- [INSTRUKSI TUGAS 1]:
Menurut kutipan tentang penculikan anak, berapa laporan kasus penculikan anak yang diterima Komisi Nasional Perlindungan Anak pada 2022?

- [KUTIPAN]:
________________________________________

Hingga sejumlah pemerintah daerah, melalui dinas pendidikan dan kebudayaan, merespons keresahan masyarakat tersebut dengan mengeluarkan surat yang berisi imbauan bagi sekolah dan orangtua murid agar meningkatkan kewaspadaan.

Kekhawatiran tersebut cukup beralasan. Hal ini mengingat peristiwa penculikan anak bernama Malika menjadi pemberitaan yang disorot media di awal tahun 2023.
Bocah berusia 6 tahun yang diculik di sekitar rumahnya di Gunung Sahari, Sawah Besar, Jakarta Pusat, akhirnya ditemukan setelah diculik hampir sebulan lamanya. Selama itu Malika mendapat kekerasan dari penculiknya dan dipaksa untuk memulung.
Selain itu, muncul kasus penculikan yang berakhir dengan pembunuhan terjadi di Makassar, Sulawesi Selatan (10/01/2023). Nasib naas menimpa Dewa (11) yang menjadi korban penculikan dua remaja Al (17) dan Fa (14) yang tergiur iming-iming mendapat banyak uang dengan menjual organ tubuh. Meski tidak jadi diambil organ tubuhnya, kedua penculik menghabisi nyawa korban.
Motif eksploitasi ekonomi, kekerasan seksual, hingga pencurian organ tubuh sering kali menjadi alasan tindak penculikan, bahkan pelaku bisa jadi adalah orang-orang yang dikenal korban.
Seperti kasus penculikan di Kota Cilegon, Banten, yang dilakukan oleh paman korban. FR (3) diculik pamannya sendiri, Herdiansyah (32), dan selama 23 hari menjadikan korban sebagai alat mengemis (Kompas, 25/1/2023).

Dua tersangka penculikan anak, Al (17) dan Fa (14), dihadirkan dalam jumpa pers yang digelar Polrestabes Makassar, Selasa (10/1/2023). Kedua pelaku mengaku menculik karena ingin menjual organ tubuh.
Ketiga peristiwa yang sudah ditangani pihak kepolisian tersebut bisa jadi menginspirasi orang-orang yang tidak bertanggung jawab dengan sengaja menyebarkan informasi bohong tentang penculikan anak yang membuat masyarakat resah. Bisa dimaklumi jika orangtua menjadi resah, khawatir, bahkan panik.
Apalagi data Komisi Perlindungan Anak Indonesia (KPAI) menunjukkan, laporan atau pengaduan terkait anak sebagai korban penculikan mengalami peningkatan pada tahun 2022 dibandingkan 2021.
Dari 15 kasus menjadi 28 kasus yang dilaporkan. Dalam lima tahun terakhir, kasus penculikan anak terpantau berfluktuasi, tetapi laporan tahun 2022 tercatat tertinggi sejak 2018.
Demikian pula data pada Komisi Nasional Perlindungan Anak. Lembaga itu menerima 21 laporan kasus penculikan anak pada 2022, meningkat dari 11 kasus pada 2021. Mayoritas kasus yang dilaporkan terjadi di wilayah Jabodetabek.

________________________________________

- [ISI DATASET]:
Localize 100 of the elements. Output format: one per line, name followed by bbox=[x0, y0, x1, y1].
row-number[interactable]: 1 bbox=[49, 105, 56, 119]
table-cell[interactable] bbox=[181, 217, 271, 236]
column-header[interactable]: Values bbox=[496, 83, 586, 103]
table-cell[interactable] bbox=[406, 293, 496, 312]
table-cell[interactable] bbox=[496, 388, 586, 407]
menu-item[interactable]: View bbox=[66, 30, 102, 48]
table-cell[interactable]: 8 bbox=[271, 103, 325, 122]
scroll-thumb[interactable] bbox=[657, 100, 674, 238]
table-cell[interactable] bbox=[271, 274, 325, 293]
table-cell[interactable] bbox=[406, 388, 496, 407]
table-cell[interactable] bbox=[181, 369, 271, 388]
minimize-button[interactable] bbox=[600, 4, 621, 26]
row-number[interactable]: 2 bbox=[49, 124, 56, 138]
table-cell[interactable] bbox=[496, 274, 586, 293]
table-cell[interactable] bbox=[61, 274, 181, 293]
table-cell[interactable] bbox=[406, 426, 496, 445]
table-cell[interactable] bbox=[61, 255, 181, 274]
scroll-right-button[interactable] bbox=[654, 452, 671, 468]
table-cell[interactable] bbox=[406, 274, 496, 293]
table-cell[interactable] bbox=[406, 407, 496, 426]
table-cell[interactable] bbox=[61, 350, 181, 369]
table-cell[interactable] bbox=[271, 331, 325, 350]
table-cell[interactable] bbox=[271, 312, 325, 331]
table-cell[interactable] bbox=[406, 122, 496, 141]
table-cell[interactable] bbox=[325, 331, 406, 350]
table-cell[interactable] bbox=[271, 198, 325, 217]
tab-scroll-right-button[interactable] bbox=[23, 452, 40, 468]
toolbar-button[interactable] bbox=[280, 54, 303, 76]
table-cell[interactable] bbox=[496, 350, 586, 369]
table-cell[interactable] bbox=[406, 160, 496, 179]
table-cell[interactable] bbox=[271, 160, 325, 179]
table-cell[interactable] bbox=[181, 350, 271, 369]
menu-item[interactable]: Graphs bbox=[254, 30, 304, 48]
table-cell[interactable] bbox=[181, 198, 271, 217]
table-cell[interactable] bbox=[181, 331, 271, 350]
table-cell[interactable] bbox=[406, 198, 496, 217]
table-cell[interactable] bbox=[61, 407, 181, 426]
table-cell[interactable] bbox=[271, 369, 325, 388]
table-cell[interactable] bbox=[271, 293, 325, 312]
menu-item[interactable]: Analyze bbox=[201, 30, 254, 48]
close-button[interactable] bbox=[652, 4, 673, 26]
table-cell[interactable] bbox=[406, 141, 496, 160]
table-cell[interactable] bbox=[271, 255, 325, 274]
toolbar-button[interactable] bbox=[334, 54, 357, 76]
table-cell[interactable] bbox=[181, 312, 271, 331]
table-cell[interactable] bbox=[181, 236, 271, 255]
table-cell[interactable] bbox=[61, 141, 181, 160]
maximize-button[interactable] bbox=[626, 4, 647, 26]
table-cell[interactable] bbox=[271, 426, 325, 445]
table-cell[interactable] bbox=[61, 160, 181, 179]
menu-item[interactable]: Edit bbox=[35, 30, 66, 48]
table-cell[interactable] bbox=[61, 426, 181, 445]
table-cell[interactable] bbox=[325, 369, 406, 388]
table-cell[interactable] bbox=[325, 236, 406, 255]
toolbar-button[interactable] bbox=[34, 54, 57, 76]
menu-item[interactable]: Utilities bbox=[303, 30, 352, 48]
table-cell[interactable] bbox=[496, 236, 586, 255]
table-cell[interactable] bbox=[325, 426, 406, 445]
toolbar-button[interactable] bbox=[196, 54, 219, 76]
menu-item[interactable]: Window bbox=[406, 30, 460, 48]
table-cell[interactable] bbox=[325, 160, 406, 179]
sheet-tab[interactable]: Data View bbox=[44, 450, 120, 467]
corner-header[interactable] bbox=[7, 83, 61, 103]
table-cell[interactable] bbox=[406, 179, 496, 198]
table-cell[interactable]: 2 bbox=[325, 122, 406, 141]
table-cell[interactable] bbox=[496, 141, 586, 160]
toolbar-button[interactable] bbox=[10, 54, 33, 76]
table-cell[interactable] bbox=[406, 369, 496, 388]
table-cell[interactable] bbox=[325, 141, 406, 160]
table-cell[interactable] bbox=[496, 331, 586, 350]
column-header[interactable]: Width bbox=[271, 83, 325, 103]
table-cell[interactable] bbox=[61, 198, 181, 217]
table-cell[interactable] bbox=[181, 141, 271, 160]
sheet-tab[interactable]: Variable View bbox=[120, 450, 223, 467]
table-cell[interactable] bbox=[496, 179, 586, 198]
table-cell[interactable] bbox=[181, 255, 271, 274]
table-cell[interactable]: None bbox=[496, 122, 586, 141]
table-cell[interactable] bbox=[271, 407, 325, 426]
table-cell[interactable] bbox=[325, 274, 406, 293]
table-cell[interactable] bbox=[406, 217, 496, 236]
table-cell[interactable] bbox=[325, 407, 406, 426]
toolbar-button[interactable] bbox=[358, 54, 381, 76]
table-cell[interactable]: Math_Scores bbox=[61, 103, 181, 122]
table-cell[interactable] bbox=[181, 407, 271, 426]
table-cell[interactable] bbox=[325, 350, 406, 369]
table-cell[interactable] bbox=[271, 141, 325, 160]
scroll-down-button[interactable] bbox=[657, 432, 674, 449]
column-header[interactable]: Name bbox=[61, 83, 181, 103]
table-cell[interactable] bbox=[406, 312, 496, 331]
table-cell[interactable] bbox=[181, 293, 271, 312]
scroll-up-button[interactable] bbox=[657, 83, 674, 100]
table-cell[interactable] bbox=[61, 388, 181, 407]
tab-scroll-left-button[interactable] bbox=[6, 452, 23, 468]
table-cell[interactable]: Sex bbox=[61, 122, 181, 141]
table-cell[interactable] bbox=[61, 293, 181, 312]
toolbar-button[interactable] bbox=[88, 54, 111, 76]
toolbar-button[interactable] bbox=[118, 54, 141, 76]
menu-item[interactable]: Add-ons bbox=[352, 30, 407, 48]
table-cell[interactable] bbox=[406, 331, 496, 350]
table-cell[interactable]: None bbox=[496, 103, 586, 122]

________________________________________

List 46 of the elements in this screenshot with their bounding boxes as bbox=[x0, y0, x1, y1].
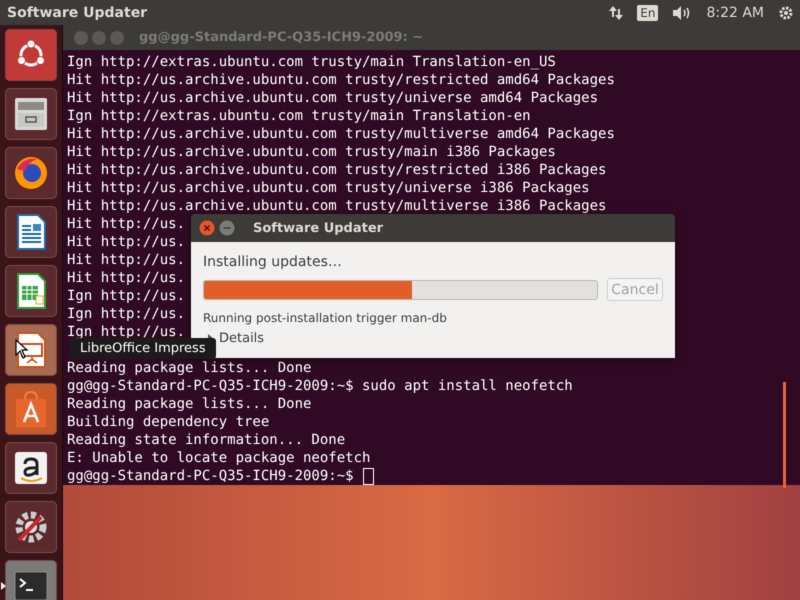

________________________________________

- [INSTRUKSI TUGAS 2]:
Tuliskan ulang tanpa perubahan semua baris data dari baris yang memuat "Localize 100 of" sampai ke baris yang memuat "table-cell[interactable] bbox=[406, 426, 496, 445]". Kedua baris batas itu ikut disertakan.

- [JAWABAN LENGKAP 1]:
21 laporan.

- [JAWABAN LENGKAP 2]:
Localize 100 of the elements. Output format: one per line, name followed by bbox=[x0, y0, x1, y1].
row-number[interactable]: 1 bbox=[49, 105, 56, 119]
table-cell[interactable] bbox=[181, 217, 271, 236]
column-header[interactable]: Values bbox=[496, 83, 586, 103]
table-cell[interactable] bbox=[406, 293, 496, 312]
table-cell[interactable] bbox=[496, 388, 586, 407]
menu-item[interactable]: View bbox=[66, 30, 102, 48]
table-cell[interactable]: 8 bbox=[271, 103, 325, 122]
scroll-thumb[interactable] bbox=[657, 100, 674, 238]
table-cell[interactable] bbox=[271, 274, 325, 293]
table-cell[interactable] bbox=[406, 388, 496, 407]
table-cell[interactable] bbox=[181, 369, 271, 388]
minimize-button[interactable] bbox=[600, 4, 621, 26]
row-number[interactable]: 2 bbox=[49, 124, 56, 138]
table-cell[interactable] bbox=[496, 274, 586, 293]
table-cell[interactable] bbox=[61, 274, 181, 293]
table-cell[interactable] bbox=[406, 426, 496, 445]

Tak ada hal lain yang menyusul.